● Source passage:
◆ ◆ ◆ ◆ ◆ ◆ ◆

While job and life satisfaction were chosen in this paper to link public value and employee engagement to consequences relevant to employees and society at large, intention to quit is specifically of interest to organizations. Similarly, Mor Barak and Daya (2013, p. 4) reinforce the idea that an organization benefits from operating with “a dual focus, simultaneously internal and external, that results from acknowledging its responsibility to the wider community.” For the inclusive workplace model in which Mor Barak and Daya (2013) integrate this principle, it is essential that organizations recognize the well-being of its employees and the satisfaction of its surrounding social community as directly related to organizational performance. Intention to Quit describes the desire of employees to resign from an organization, resulting in employee turnover (Baillod, 1992). High employee turnover puts stress on an organization, as it necessitates costly recruiting, inducting, and training of new employees, and diffuses organizational knowledge, ultimately diminishing organizational productivity and financial performance (O’Connell and Kung 2007). While engagement has been shown to be associated with intention to quit (Albrecht & Marty, 2020), in line with the findings of Wefald et al. (2012), we argue that intention to quit is not directly affected by employee engagement, but rather also depends on the evaluation of one’s job satisfaction (George & Jones, 1996) which was shown to be one of the strongest predictors of turnover intentions (e.g., Tett & Meyer, 1993).

  • Hypothesis 3b: Employee engagement and job satisfaction mediate the negative effect on intention to quit.

Whether people consider leaving their employer may, however, not only depend on job satisfaction, but also strongly on how emotionally committed employees are to their employer (Meyer et al., 2002). Gyensare et al. (2017), for example, revealed that leaders who guide employees towards long-term, overarching goals (as measured by transformational leadership) increase employee engagement which leads to higher affective commitment, resulting in decreased turnover intention. In the same vein, we expect that when organizations provide employees with a platform to co-create collective value (i.e., organizational public value) and motivate employees to be engaged parts of this process, the affective commitment of employees increases and they are, in turn, less likely to quit.

  • Hypothesis 4: Employee engagement and affective commitment mediate the negative effect of public value on intention to quit.

Method

Participants & Procedure

We conducted a large-scale representative online survey in cooperation with the independent Swiss market research institute intervista (intervista.ch); Swiss German-speaking citizens were invited to participate in this survey in exchange for bonus points that are redeemable for vouchers. The final sample consisted of 1,383 Swiss participants, aged between 18 and 78 (M = 43.71, SD = 12.61), of whom 47.9% were female and 43.7% had a college degree or higher. All participants were working at the time of the survey; 78.8% of them were employees, 9.2% were civil servants, and 8.6% were self-employed. 12.9% worked in the health sector, 8.5% in public administration, 8% in the finance sector, and 7% in the education sector. Participants rated organizations anonymously, and thus no clear assignment of employees to specific organizations was possible. The participants had been working in their organization for an average of 11.12 years (SD = 10.61). Overall, this distribution of socioeconomic characteristics is similar to the distribution of the Swiss population, indicating a comparably representative sample. After collecting the demographic data (e.g., age, gender, education), we asked the participants to complete the survey, which included instruments to validate the employee engagement scale (i.e., cognitive work appraisal, organization engagement) and instruments to test our four hypotheses (i.e., public value, job satisfaction, affective commitment, life satisfaction and intention to quit).

◆ ◆ ◆ ◆ ◆ ◆ ◆

● Stored records:
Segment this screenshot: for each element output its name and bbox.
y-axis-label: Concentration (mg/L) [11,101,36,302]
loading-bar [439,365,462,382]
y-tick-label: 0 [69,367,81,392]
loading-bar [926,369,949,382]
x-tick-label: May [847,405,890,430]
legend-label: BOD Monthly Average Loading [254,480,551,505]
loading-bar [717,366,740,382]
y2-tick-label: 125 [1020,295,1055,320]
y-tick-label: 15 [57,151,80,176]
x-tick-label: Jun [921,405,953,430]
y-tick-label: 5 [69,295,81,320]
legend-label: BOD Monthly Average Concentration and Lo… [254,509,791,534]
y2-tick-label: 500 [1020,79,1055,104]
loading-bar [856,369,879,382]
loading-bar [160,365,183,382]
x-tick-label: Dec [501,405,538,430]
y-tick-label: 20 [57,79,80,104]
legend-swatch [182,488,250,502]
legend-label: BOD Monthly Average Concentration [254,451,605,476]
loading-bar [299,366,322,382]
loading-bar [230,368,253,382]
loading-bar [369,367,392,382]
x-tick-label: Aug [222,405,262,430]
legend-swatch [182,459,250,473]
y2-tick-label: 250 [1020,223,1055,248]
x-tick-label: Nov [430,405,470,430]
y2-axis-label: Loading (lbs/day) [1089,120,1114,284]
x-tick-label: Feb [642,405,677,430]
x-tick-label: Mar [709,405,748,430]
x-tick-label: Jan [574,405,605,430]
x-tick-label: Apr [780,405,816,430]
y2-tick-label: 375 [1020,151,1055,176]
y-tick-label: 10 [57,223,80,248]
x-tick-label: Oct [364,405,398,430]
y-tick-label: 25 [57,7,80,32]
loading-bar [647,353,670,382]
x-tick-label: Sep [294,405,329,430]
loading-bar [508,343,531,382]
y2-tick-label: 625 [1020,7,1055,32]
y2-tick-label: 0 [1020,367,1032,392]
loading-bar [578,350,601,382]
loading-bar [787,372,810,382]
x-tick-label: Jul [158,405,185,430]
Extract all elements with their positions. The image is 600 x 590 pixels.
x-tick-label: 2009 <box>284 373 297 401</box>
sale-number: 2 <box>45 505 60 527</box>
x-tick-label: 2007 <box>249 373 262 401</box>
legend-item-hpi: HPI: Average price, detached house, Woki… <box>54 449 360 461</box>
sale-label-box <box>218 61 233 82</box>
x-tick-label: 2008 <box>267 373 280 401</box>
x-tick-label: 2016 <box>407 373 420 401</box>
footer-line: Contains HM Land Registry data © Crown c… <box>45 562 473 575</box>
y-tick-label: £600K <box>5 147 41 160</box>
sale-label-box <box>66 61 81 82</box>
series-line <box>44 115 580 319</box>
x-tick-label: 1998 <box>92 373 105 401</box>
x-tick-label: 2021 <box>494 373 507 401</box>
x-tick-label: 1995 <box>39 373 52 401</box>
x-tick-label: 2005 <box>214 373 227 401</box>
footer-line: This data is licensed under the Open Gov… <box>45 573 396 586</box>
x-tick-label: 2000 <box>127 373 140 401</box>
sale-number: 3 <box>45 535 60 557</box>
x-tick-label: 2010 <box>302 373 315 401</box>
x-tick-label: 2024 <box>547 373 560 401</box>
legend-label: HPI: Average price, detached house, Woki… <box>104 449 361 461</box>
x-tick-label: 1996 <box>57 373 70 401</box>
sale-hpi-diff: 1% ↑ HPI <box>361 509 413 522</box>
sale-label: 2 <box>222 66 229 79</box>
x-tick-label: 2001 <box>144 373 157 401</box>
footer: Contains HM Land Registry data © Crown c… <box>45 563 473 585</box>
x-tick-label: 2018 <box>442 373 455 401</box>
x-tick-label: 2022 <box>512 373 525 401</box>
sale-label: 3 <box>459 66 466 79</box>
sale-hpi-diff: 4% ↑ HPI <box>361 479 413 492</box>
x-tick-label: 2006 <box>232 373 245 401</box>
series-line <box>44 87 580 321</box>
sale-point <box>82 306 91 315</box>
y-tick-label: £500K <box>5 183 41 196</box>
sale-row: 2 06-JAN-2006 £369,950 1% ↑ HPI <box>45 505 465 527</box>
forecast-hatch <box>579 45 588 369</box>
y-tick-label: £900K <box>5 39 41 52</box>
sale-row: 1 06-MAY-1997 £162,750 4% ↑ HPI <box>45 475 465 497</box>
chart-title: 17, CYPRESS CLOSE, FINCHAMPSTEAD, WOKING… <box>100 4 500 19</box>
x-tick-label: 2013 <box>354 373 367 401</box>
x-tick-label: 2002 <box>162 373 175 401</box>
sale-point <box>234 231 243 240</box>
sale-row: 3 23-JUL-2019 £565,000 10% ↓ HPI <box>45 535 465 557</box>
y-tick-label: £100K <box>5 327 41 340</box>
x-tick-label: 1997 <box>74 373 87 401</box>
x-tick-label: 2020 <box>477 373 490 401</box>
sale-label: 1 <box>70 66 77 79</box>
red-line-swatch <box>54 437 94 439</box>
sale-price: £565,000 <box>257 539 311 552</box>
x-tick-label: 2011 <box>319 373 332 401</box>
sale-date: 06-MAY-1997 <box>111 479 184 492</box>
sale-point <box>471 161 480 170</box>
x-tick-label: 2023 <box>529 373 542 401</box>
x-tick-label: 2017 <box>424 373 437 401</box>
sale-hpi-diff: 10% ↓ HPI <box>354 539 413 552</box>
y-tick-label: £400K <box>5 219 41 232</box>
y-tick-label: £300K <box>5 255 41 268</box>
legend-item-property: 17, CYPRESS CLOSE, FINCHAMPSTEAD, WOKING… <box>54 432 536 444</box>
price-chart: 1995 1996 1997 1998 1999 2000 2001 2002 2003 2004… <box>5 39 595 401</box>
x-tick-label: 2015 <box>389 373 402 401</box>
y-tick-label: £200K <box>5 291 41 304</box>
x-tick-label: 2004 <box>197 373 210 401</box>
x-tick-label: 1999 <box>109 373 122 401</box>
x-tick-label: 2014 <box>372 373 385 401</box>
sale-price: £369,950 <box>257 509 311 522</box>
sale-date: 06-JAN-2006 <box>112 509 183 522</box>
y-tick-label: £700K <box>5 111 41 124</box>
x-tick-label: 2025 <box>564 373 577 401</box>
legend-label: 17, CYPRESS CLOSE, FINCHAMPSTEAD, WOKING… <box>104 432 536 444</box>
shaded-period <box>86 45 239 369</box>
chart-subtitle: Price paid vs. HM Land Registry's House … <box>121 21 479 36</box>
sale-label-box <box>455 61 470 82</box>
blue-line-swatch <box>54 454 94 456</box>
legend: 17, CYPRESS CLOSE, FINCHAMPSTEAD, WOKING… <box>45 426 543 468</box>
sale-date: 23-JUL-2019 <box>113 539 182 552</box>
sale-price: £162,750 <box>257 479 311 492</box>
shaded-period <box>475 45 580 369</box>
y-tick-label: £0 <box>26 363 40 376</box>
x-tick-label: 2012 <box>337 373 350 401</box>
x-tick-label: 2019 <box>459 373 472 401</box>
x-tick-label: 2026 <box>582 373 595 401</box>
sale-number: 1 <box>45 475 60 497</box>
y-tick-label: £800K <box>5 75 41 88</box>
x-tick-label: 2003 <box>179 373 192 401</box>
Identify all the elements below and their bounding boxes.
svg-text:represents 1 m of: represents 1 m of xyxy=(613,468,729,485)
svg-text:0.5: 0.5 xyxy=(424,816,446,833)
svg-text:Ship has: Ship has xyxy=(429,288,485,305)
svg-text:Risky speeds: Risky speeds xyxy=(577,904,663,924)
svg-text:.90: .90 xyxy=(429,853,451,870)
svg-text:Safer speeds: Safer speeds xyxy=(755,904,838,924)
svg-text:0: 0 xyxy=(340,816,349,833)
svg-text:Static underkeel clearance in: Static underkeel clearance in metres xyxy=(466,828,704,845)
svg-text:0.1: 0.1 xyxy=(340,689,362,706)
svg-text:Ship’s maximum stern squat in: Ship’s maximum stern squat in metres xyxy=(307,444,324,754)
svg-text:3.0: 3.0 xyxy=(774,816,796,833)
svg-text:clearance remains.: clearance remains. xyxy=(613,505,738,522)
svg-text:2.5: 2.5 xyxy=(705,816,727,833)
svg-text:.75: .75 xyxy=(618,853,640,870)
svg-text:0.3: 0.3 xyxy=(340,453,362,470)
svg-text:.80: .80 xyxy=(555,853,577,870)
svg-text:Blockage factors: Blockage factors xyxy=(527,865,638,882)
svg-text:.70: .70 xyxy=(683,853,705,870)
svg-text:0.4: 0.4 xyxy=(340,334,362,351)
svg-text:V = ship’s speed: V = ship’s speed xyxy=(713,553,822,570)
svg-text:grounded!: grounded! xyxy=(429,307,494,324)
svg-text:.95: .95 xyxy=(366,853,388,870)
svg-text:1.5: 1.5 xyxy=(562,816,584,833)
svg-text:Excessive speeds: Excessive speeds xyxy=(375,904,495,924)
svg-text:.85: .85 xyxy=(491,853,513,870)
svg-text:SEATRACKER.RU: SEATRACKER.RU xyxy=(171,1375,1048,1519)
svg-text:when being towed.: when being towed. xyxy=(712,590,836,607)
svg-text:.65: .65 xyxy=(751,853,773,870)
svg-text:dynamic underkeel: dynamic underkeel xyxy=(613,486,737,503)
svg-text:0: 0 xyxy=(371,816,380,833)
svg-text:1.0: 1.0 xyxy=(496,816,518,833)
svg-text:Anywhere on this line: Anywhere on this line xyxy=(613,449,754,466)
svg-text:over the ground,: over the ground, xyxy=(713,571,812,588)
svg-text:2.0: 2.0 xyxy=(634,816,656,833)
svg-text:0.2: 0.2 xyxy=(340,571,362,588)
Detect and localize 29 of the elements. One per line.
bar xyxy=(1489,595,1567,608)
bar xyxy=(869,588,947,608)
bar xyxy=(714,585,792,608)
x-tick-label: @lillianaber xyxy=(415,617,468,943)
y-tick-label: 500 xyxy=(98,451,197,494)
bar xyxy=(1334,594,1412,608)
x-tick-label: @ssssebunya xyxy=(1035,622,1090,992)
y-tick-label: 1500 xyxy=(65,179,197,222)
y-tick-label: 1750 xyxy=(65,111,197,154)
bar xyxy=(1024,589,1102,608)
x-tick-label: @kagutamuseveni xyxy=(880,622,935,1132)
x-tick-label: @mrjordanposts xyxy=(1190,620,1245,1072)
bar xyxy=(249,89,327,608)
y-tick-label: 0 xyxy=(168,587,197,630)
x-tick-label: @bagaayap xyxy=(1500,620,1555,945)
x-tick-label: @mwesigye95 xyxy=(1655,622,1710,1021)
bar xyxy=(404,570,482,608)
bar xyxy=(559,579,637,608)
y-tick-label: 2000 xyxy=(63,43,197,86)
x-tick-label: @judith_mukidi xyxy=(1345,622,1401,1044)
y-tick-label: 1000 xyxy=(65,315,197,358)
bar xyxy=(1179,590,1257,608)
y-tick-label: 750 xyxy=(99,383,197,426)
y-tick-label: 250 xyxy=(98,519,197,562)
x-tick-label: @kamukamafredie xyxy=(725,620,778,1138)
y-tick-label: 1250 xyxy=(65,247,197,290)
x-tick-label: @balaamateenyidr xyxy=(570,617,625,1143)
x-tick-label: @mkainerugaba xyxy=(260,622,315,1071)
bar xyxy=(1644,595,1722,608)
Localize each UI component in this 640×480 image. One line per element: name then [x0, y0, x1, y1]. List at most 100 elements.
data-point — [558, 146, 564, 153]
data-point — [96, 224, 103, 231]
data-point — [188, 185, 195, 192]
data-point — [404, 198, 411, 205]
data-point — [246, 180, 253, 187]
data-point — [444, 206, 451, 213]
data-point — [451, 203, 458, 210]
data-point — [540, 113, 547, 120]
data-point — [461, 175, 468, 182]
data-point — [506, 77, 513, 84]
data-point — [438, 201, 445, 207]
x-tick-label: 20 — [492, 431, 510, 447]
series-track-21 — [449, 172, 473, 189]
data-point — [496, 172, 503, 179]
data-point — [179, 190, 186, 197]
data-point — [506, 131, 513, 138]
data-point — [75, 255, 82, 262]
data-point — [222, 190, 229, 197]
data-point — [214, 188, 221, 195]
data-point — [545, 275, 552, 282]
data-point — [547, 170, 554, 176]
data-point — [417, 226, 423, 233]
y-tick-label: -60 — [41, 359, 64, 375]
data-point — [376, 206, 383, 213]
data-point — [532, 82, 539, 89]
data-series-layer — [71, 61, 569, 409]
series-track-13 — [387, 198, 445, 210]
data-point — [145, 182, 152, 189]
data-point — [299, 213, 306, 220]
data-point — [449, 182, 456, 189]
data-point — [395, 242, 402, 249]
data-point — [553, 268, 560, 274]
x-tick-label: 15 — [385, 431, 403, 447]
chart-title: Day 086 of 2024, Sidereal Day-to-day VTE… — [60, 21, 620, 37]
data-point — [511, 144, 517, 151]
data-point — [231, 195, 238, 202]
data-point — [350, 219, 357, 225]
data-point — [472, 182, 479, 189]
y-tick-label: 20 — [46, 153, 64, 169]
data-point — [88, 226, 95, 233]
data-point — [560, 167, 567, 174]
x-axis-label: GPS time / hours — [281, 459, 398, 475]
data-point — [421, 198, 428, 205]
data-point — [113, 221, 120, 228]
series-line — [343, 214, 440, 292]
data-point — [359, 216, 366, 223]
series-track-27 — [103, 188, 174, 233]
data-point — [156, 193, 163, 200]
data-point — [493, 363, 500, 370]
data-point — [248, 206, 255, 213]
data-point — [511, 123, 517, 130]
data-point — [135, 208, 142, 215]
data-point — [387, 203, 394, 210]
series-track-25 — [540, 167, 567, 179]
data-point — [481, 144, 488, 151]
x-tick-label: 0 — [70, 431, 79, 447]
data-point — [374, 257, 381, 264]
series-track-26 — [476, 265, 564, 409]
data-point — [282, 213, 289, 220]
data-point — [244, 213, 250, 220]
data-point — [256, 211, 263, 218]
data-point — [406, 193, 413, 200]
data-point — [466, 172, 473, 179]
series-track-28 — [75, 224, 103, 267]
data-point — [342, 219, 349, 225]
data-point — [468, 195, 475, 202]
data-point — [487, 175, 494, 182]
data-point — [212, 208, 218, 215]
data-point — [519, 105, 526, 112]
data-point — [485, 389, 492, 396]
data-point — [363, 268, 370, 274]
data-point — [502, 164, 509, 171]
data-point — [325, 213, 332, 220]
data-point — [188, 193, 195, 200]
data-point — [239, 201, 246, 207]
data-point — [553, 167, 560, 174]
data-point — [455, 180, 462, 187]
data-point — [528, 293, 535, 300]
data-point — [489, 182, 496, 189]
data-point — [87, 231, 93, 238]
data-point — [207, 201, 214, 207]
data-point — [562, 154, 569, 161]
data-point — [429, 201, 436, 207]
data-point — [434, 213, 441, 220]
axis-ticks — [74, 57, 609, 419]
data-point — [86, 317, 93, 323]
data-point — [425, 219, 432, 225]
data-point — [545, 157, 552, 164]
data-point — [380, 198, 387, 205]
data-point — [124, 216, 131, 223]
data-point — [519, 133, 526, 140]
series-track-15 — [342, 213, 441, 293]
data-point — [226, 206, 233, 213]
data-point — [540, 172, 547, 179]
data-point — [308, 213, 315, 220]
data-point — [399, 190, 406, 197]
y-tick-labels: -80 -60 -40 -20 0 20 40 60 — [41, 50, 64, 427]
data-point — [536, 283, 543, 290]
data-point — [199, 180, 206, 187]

◆ ◆ ◆ ◆ ◆ ◆ ◆

● Given request 1:
Write out the part of the study excerpt from "Whether people consider" up to and including "likely to quit.".
● Given request 2:
Answer these questions from the study excerpt:
(a) How many participants made up the final sample?
(b) Which two factors does Hypothesis 4 propose as mediators of the negative effect of public value on intention to quit?
(c) For how many years on average had the participants been working in their organization?

● Full response 1:
Whether people consider leaving their employer may, however, not only depend on job satisfaction, but also strongly on how emotionally committed employees are to their employer (Meyer et al., 2002). Gyensare et al. (2017), for example, revealed that leaders who guide employees towards long-term, overarching goals (as measured by transformational leadership) increase employee engagement which leads to higher affective commitment, resulting in decreased turnover intention. In the same vein, we expect that when organizations provide employees with a platform to co-create collective value (i.e., organizational public value) and motivate employees to be engaged parts of this process, the affective commitment of employees increases and they are, in turn, less likely to quit.

● Full response 2:
(a) 1,383
(b) Employee engagement and affective commitment
(c) 11.12 years